* Task to complete
Reproduce every entry below precisely. Pictures are excluded from the copy.
[Start]
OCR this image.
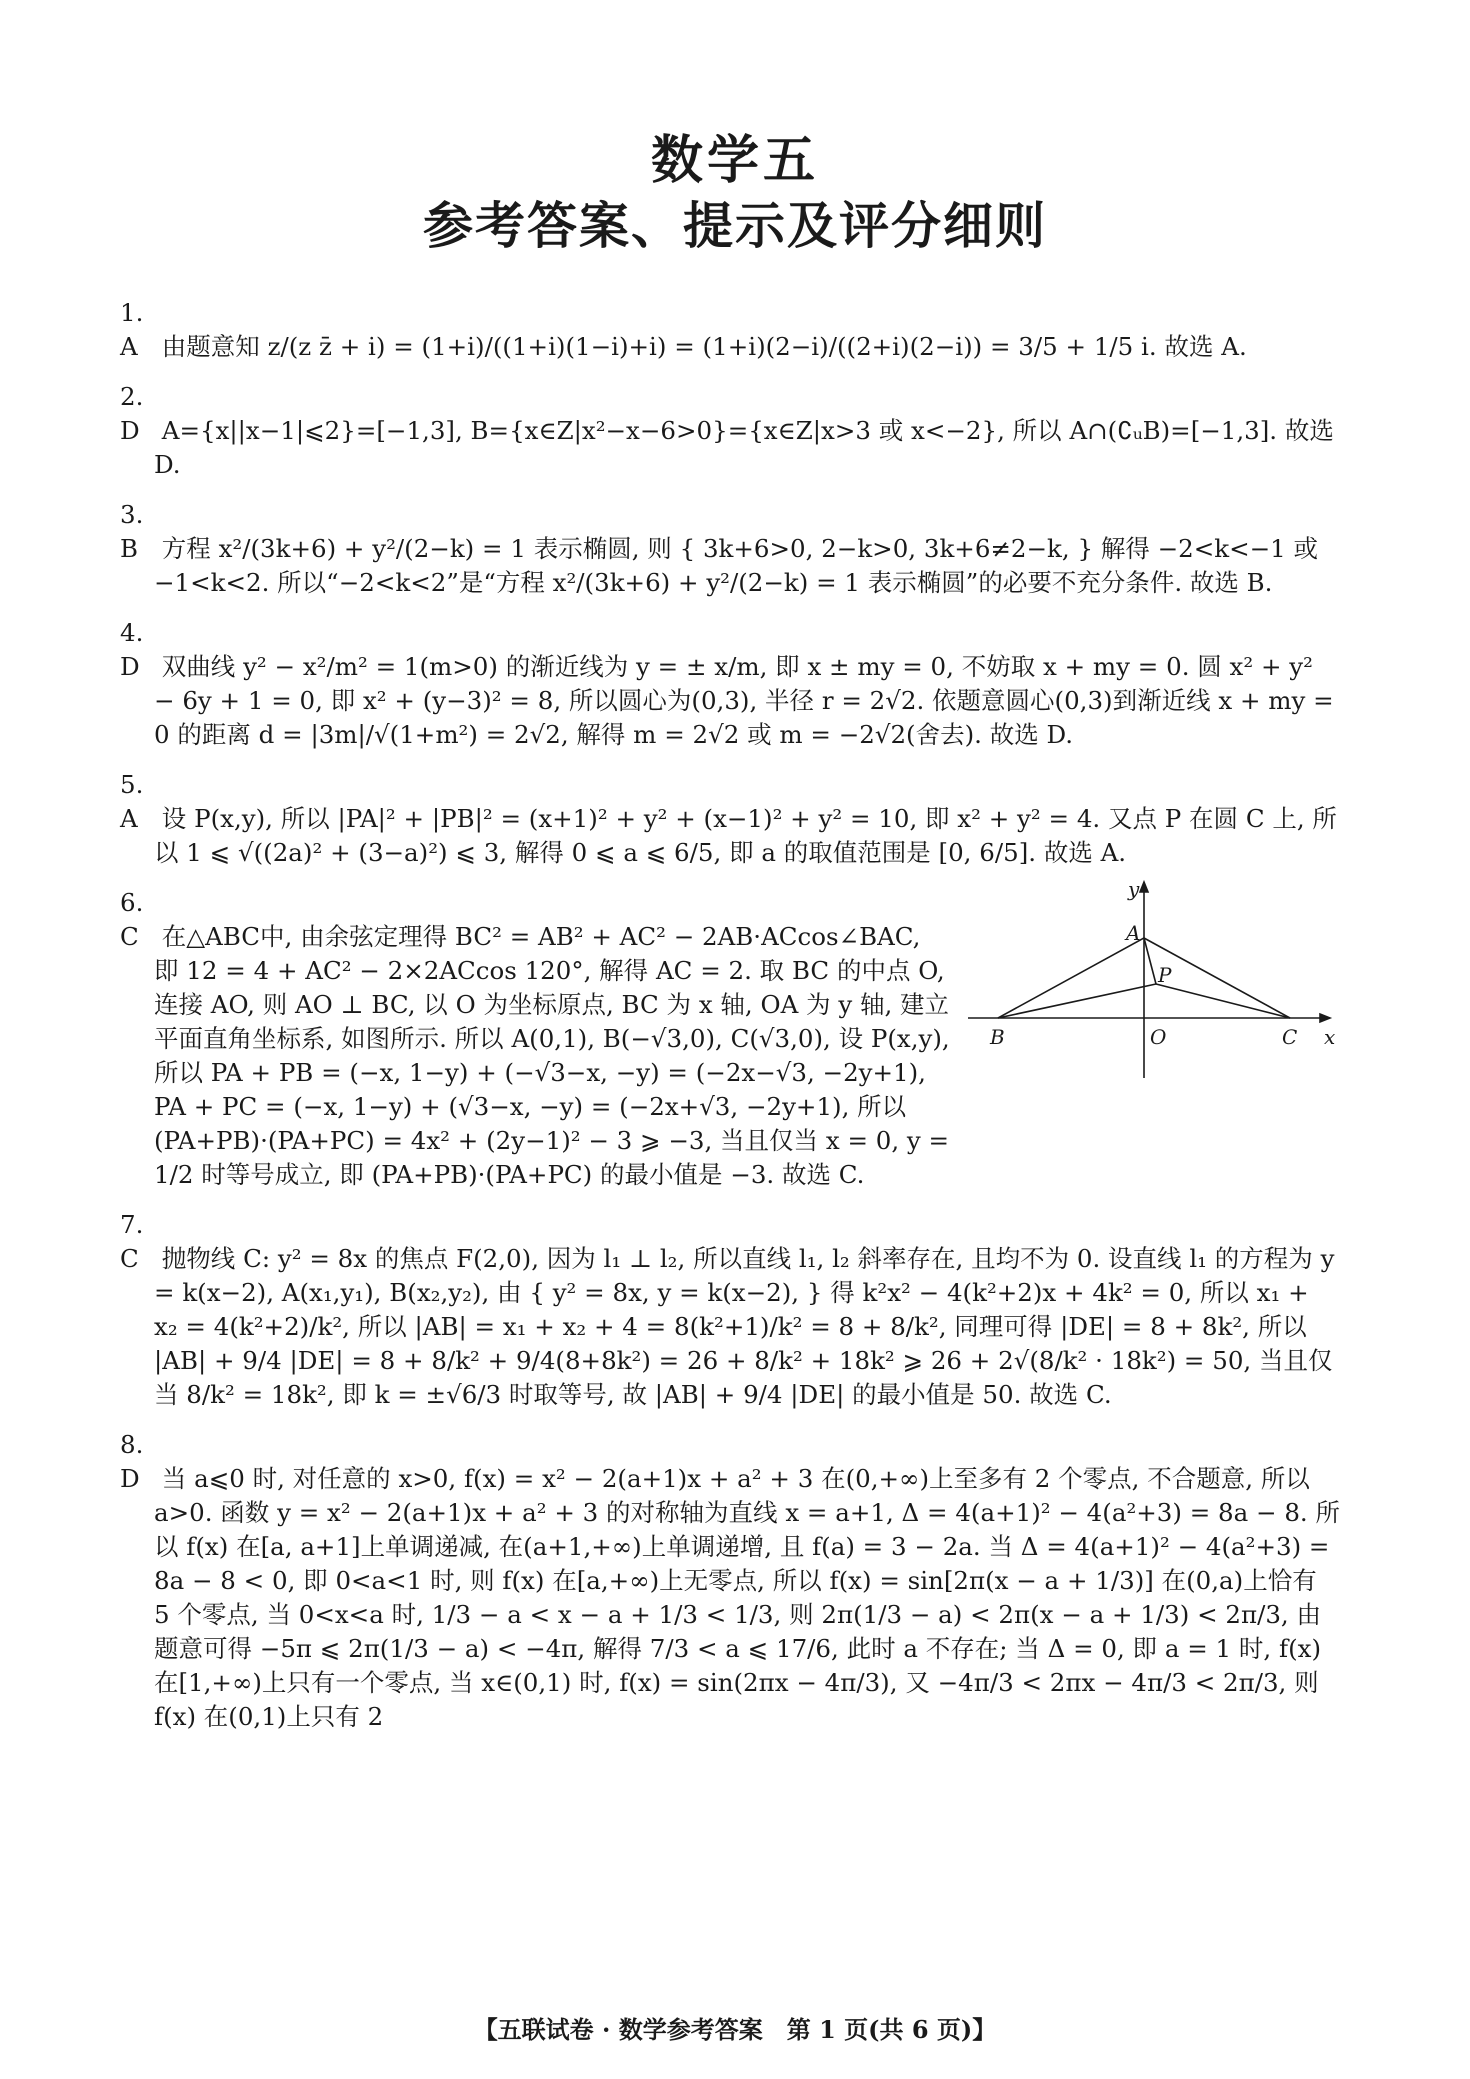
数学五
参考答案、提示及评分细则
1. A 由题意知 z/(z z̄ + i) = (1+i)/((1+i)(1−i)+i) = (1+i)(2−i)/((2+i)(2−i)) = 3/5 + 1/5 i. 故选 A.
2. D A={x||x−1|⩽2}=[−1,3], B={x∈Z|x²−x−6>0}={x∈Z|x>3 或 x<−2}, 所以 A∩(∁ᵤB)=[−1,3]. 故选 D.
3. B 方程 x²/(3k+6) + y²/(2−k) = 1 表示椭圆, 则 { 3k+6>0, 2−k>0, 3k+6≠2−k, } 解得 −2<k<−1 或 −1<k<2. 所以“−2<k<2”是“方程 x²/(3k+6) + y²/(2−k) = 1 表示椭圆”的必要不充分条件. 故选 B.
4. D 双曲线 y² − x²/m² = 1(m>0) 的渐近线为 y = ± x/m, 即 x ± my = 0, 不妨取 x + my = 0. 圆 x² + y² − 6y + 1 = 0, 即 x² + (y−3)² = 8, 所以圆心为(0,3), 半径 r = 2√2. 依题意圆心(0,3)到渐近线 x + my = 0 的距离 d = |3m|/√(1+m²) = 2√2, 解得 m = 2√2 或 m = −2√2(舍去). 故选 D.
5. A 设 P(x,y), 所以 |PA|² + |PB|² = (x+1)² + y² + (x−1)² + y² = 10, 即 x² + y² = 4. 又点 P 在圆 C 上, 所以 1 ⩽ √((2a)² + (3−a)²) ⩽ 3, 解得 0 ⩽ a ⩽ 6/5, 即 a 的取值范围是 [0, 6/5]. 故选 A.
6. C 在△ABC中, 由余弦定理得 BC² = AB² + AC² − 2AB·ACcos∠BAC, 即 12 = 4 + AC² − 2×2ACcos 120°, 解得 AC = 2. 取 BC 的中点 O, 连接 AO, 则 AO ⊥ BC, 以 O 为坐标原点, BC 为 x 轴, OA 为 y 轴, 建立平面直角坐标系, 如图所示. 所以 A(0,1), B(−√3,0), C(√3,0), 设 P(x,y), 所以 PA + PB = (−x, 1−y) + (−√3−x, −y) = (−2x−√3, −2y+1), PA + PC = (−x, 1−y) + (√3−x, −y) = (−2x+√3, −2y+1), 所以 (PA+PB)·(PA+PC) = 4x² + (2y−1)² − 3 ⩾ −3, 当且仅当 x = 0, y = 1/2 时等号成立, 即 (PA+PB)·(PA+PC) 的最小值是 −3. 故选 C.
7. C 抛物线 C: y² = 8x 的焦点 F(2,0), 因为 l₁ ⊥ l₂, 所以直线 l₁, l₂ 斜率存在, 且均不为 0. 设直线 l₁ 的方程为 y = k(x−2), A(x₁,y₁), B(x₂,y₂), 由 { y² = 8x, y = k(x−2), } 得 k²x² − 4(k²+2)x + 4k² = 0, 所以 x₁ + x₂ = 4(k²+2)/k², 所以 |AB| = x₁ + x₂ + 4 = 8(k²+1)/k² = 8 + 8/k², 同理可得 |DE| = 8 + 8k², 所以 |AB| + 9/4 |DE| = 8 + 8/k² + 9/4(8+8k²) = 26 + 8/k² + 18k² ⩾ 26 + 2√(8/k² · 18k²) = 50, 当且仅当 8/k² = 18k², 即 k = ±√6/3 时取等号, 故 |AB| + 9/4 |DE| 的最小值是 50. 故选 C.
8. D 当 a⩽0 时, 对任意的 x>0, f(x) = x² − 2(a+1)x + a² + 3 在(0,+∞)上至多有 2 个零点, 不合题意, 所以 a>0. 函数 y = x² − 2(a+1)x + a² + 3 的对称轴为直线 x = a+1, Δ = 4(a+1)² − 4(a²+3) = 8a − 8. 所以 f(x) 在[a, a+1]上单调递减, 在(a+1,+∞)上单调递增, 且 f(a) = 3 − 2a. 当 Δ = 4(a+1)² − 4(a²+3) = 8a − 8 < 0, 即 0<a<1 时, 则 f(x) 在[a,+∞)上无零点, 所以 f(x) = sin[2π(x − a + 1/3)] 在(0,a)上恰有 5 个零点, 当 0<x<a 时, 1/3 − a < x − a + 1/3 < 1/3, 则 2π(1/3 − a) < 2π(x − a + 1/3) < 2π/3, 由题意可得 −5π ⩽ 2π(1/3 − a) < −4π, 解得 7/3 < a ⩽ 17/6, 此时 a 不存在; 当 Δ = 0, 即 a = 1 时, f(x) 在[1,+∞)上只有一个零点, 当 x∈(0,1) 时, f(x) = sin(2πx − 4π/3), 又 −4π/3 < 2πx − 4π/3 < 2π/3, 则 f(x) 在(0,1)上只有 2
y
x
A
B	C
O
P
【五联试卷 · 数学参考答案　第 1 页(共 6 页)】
[End]
* Answer to this exercise
OCR this image.
数学五
参考答案、提示及评分细则
1. A 由题意知 z/(z z̄ + i) = (1+i)/((1+i)(1−i)+i) = (1+i)(2−i)/((2+i)(2−i)) = 3/5 + 1/5 i. 故选 A.
2. D A={x||x−1|⩽2}=[−1,3], B={x∈Z|x²−x−6>0}={x∈Z|x>3 或 x<−2}, 所以 A∩(∁ᵤB)=[−1,3]. 故选 D.
3. B 方程 x²/(3k+6) + y²/(2−k) = 1 表示椭圆, 则 { 3k+6>0, 2−k>0, 3k+6≠2−k, } 解得 −2<k<−1 或 −1<k<2. 所以“−2<k<2”是“方程 x²/(3k+6) + y²/(2−k) = 1 表示椭圆”的必要不充分条件. 故选 B.
4. D 双曲线 y² − x²/m² = 1(m>0) 的渐近线为 y = ± x/m, 即 x ± my = 0, 不妨取 x + my = 0. 圆 x² + y² − 6y + 1 = 0, 即 x² + (y−3)² = 8, 所以圆心为(0,3), 半径 r = 2√2. 依题意圆心(0,3)到渐近线 x + my = 0 的距离 d = |3m|/√(1+m²) = 2√2, 解得 m = 2√2 或 m = −2√2(舍去). 故选 D.
5. A 设 P(x,y), 所以 |PA|² + |PB|² = (x+1)² + y² + (x−1)² + y² = 10, 即 x² + y² = 4. 又点 P 在圆 C 上, 所以 1 ⩽ √((2a)² + (3−a)²) ⩽ 3, 解得 0 ⩽ a ⩽ 6/5, 即 a 的取值范围是 [0, 6/5]. 故选 A.
6. C 在△ABC中, 由余弦定理得 BC² = AB² + AC² − 2AB·ACcos∠BAC, 即 12 = 4 + AC² − 2×2ACcos 120°, 解得 AC = 2. 取 BC 的中点 O, 连接 AO, 则 AO ⊥ BC, 以 O 为坐标原点, BC 为 x 轴, OA 为 y 轴, 建立平面直角坐标系, 如图所示. 所以 A(0,1), B(−√3,0), C(√3,0), 设 P(x,y), 所以 PA + PB = (−x, 1−y) + (−√3−x, −y) = (−2x−√3, −2y+1), PA + PC = (−x, 1−y) + (√3−x, −y) = (−2x+√3, −2y+1), 所以 (PA+PB)·(PA+PC) = 4x² + (2y−1)² − 3 ⩾ −3, 当且仅当 x = 0, y = 1/2 时等号成立, 即 (PA+PB)·(PA+PC) 的最小值是 −3. 故选 C.
7. C 抛物线 C: y² = 8x 的焦点 F(2,0), 因为 l₁ ⊥ l₂, 所以直线 l₁, l₂ 斜率存在, 且均不为 0. 设直线 l₁ 的方程为 y = k(x−2), A(x₁,y₁), B(x₂,y₂), 由 { y² = 8x, y = k(x−2), } 得 k²x² − 4(k²+2)x + 4k² = 0, 所以 x₁ + x₂ = 4(k²+2)/k², 所以 |AB| = x₁ + x₂ + 4 = 8(k²+1)/k² = 8 + 8/k², 同理可得 |DE| = 8 + 8k², 所以 |AB| + 9/4 |DE| = 8 + 8/k² + 9/4(8+8k²) = 26 + 8/k² + 18k² ⩾ 26 + 2√(8/k² · 18k²) = 50, 当且仅当 8/k² = 18k², 即 k = ±√6/3 时取等号, 故 |AB| + 9/4 |DE| 的最小值是 50. 故选 C.
8. D 当 a⩽0 时, 对任意的 x>0, f(x) = x² − 2(a+1)x + a² + 3 在(0,+∞)上至多有 2 个零点, 不合题意, 所以 a>0. 函数 y = x² − 2(a+1)x + a² + 3 的对称轴为直线 x = a+1, Δ = 4(a+1)² − 4(a²+3) = 8a − 8. 所以 f(x) 在[a, a+1]上单调递减, 在(a+1,+∞)上单调递增, 且 f(a) = 3 − 2a. 当 Δ = 4(a+1)² − 4(a²+3) = 8a − 8 < 0, 即 0<a<1 时, 则 f(x) 在[a,+∞)上无零点, 所以 f(x) = sin[2π(x − a + 1/3)] 在(0,a)上恰有 5 个零点, 当 0<x<a 时, 1/3 − a < x − a + 1/3 < 1/3, 则 2π(1/3 − a) < 2π(x − a + 1/3) < 2π/3, 由题意可得 −5π ⩽ 2π(1/3 − a) < −4π, 解得 7/3 < a ⩽ 17/6, 此时 a 不存在; 当 Δ = 0, 即 a = 1 时, f(x) 在[1,+∞)上只有一个零点, 当 x∈(0,1) 时, f(x) = sin(2πx − 4π/3), 又 −4π/3 < 2πx − 4π/3 < 2π/3, 则 f(x) 在(0,1)上只有 2
y
x
A
B	C
O
P
【五联试卷 · 数学参考答案　第 1 页(共 6 页)】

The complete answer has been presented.